Lines of data:

:::::

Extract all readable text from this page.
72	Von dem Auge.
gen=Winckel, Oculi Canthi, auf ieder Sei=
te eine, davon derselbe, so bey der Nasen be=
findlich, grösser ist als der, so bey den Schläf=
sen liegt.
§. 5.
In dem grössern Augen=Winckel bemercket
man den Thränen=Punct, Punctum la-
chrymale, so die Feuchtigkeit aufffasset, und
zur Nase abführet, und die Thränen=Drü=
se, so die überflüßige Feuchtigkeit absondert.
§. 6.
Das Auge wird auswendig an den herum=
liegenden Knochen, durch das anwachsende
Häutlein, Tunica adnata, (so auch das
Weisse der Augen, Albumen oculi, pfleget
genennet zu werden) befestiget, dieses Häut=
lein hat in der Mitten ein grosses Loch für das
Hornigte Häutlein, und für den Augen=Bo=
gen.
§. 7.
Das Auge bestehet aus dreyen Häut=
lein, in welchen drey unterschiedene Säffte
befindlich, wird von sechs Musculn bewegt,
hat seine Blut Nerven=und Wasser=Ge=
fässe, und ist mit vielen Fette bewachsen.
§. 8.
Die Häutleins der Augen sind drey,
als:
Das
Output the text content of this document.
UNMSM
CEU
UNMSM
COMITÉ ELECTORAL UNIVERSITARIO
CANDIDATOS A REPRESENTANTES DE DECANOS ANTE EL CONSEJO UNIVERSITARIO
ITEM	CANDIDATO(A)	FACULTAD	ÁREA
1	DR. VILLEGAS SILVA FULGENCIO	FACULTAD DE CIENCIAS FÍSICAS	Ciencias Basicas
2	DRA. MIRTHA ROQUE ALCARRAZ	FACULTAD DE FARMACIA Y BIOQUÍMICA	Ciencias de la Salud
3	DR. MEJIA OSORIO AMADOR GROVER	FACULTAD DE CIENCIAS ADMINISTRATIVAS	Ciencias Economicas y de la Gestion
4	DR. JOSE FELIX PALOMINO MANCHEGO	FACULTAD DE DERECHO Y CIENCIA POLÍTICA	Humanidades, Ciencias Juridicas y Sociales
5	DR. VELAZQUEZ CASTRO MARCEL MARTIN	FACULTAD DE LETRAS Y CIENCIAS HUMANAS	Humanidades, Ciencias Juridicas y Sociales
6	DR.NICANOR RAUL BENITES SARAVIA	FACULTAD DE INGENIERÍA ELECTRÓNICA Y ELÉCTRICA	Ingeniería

:::::

▶ **STATED PROBLEM**: Choose all lines containing the string "Humanidades" and copy them out.

▶ **TASK RESPONSE**:
4	DR. JOSE FELIX PALOMINO MANCHEGO	FACULTAD DE DERECHO Y CIENCIA POLÍTICA	Humanidades, Ciencias Juridicas y Sociales
5	DR. VELAZQUEZ CASTRO MARCEL MARTIN	FACULTAD DE LETRAS Y CIENCIAS HUMANAS	Humanidades, Ciencias Juridicas y Sociales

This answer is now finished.